▸ **Do this**
Copy every line of the data that contains the string "болѣзни".

[Records from a data source]
+++

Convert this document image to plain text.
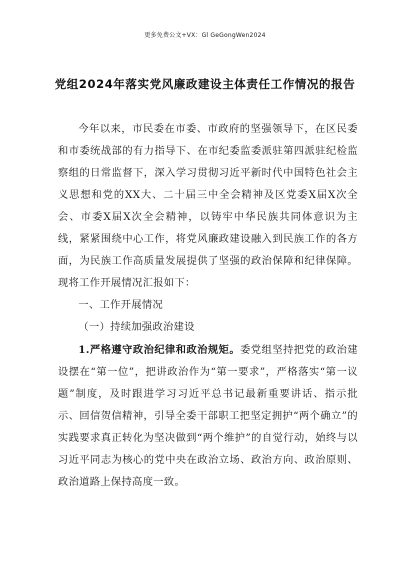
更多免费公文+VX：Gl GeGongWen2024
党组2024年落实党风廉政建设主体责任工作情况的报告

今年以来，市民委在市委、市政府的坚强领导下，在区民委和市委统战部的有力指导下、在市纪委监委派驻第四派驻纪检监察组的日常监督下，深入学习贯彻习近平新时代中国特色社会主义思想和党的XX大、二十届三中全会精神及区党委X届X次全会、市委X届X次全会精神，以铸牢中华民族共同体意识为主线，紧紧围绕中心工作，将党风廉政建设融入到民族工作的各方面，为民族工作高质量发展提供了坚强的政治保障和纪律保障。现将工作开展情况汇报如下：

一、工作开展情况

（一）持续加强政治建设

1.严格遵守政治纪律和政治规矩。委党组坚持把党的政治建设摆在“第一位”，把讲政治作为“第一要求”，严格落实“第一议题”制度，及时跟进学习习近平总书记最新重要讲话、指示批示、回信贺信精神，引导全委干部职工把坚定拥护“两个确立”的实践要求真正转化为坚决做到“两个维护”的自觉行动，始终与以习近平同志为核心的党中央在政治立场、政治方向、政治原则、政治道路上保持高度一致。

+++

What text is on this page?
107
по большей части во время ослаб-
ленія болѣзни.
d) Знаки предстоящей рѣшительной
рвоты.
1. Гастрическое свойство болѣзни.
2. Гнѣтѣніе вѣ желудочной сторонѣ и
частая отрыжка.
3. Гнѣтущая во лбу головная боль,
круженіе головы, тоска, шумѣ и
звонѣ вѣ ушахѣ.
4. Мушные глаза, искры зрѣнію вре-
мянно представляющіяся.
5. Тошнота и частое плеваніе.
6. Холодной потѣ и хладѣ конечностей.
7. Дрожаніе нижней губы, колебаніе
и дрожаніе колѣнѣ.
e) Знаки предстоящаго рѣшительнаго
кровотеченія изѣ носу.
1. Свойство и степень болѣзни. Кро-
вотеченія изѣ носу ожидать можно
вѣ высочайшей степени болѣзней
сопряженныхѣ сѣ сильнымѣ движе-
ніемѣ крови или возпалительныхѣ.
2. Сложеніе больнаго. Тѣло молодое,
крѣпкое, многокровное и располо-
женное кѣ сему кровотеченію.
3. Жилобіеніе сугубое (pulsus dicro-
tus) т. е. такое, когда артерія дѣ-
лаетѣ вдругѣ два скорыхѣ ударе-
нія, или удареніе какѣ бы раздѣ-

+++

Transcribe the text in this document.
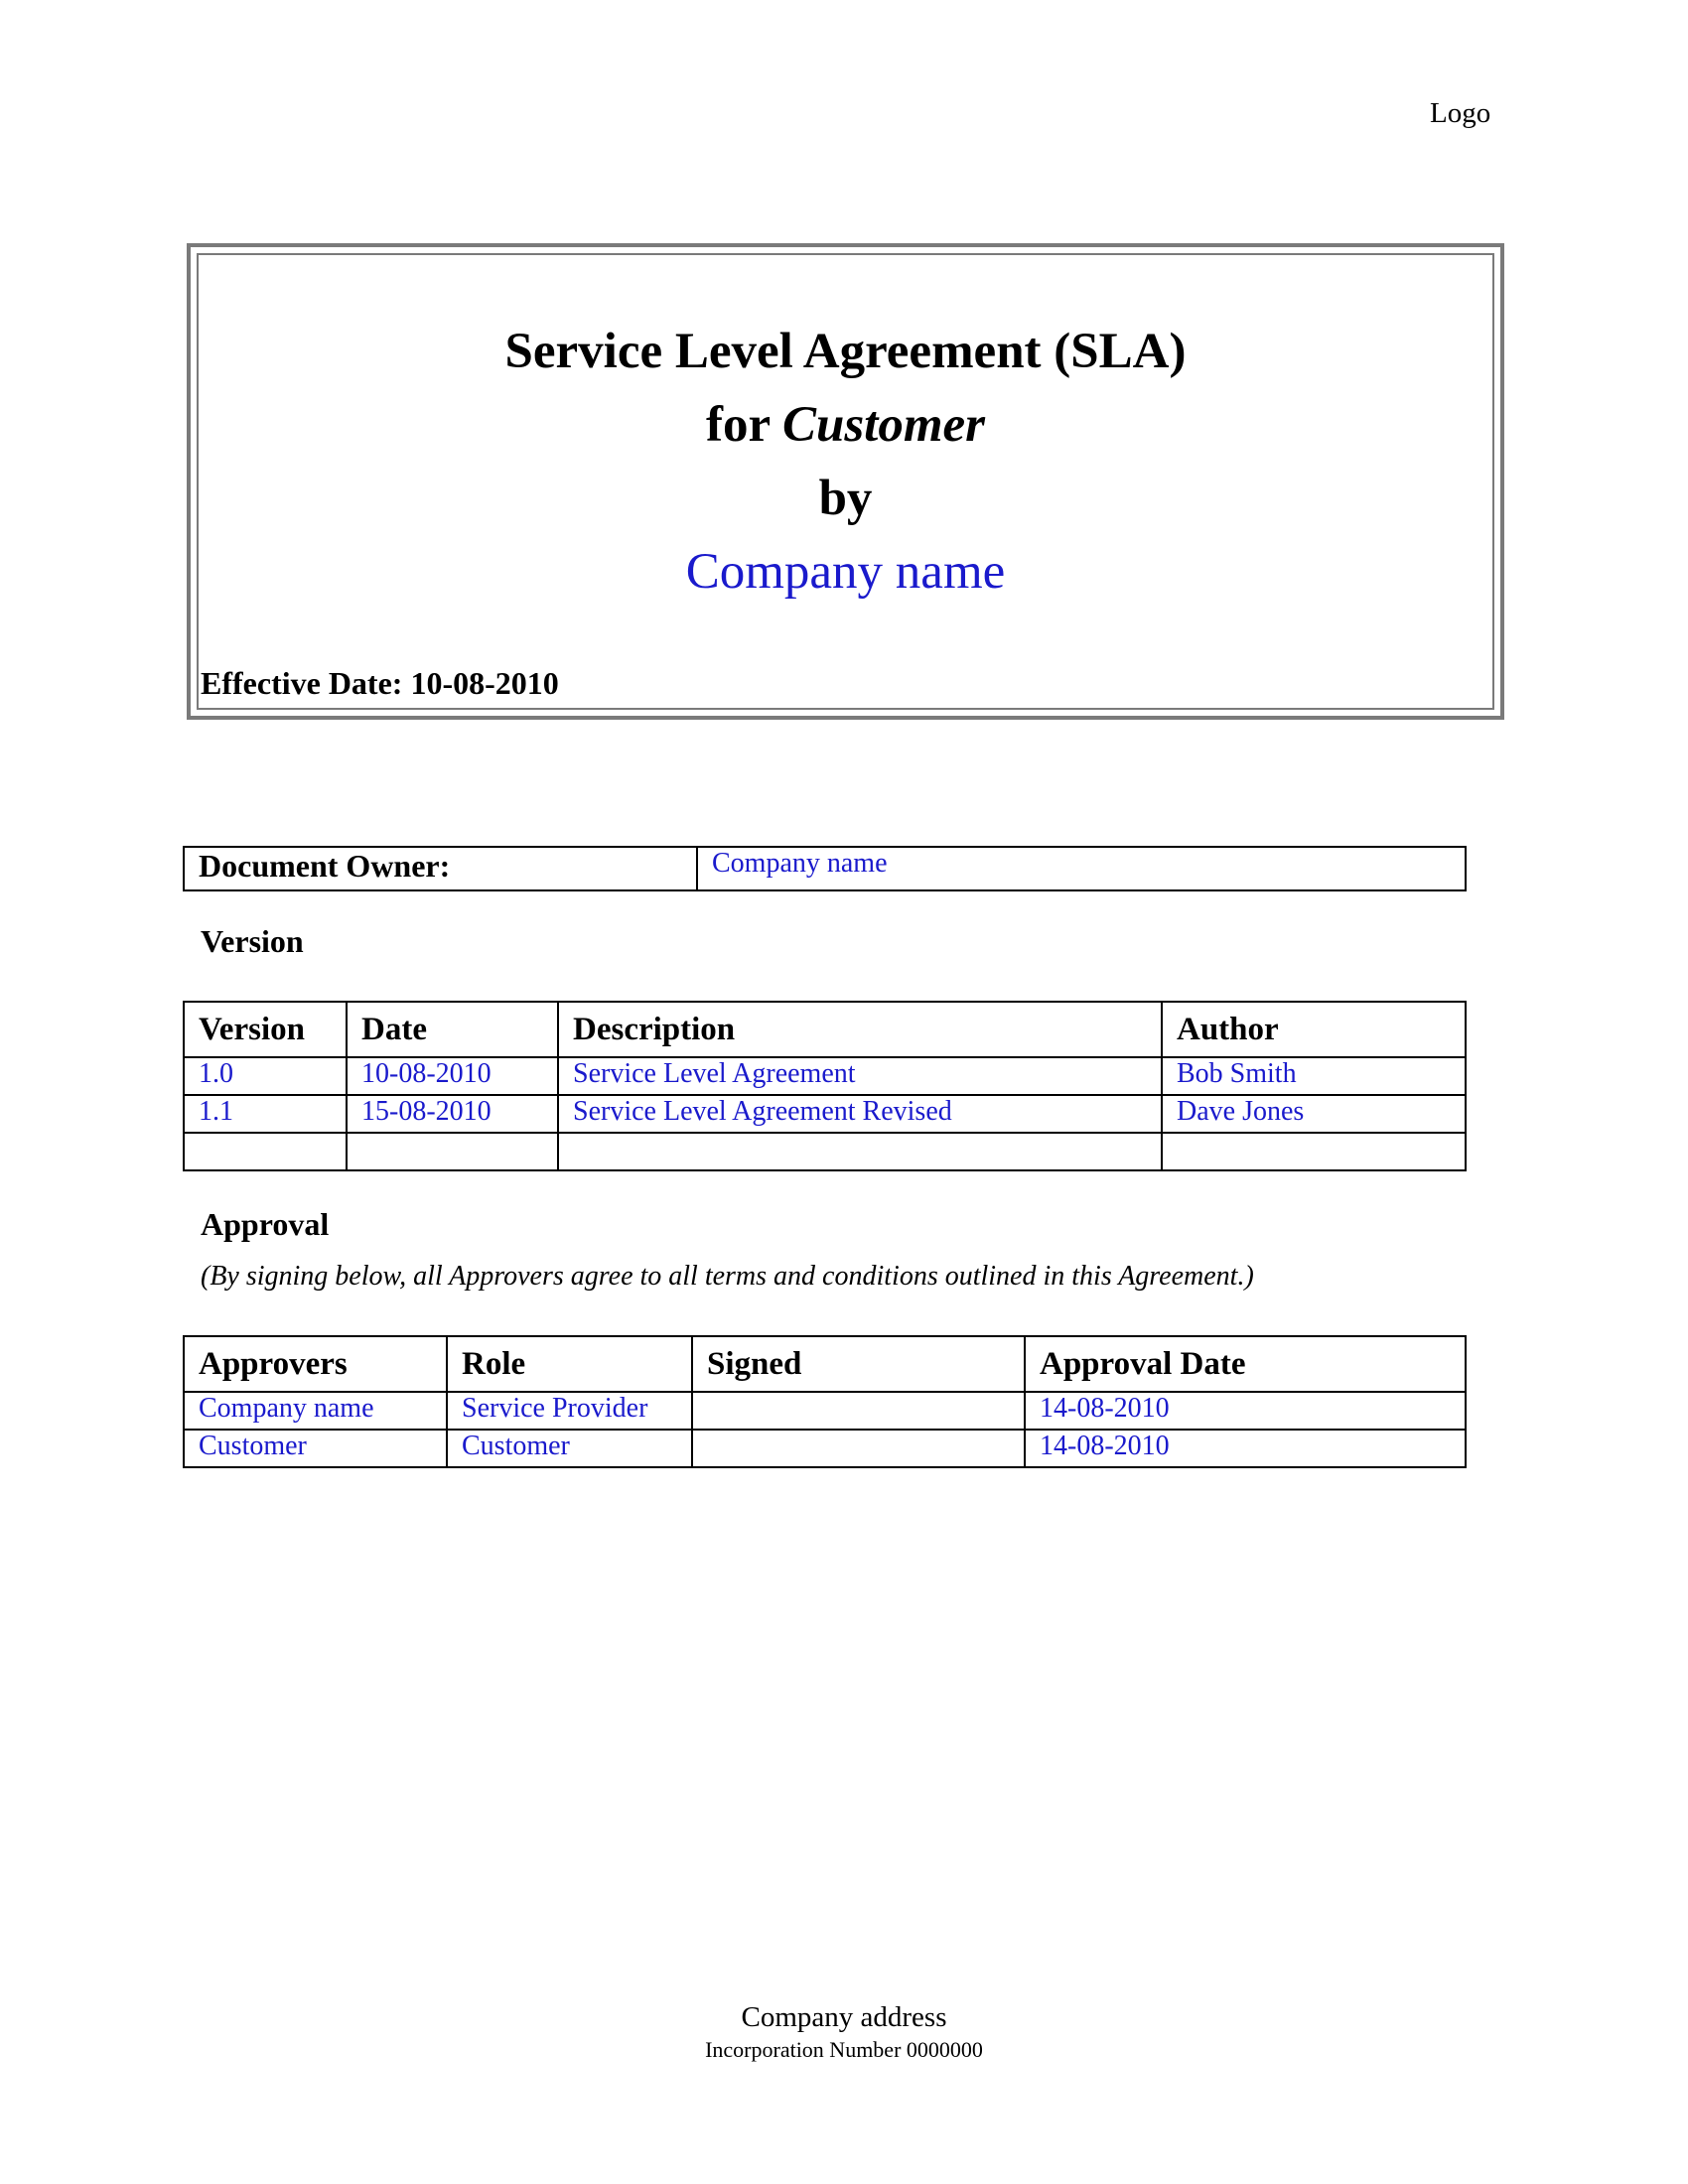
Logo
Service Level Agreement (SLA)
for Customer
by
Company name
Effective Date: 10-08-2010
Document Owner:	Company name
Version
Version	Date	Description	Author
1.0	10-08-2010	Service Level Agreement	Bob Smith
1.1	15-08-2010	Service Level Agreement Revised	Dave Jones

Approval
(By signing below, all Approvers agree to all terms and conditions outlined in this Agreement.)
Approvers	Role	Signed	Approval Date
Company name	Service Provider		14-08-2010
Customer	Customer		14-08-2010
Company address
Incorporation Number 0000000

+++

▸ **The solution**
ленія болѣзни.
1. Гастрическое свойство болѣзни.
1. Свойство и степень болѣзни. Кро-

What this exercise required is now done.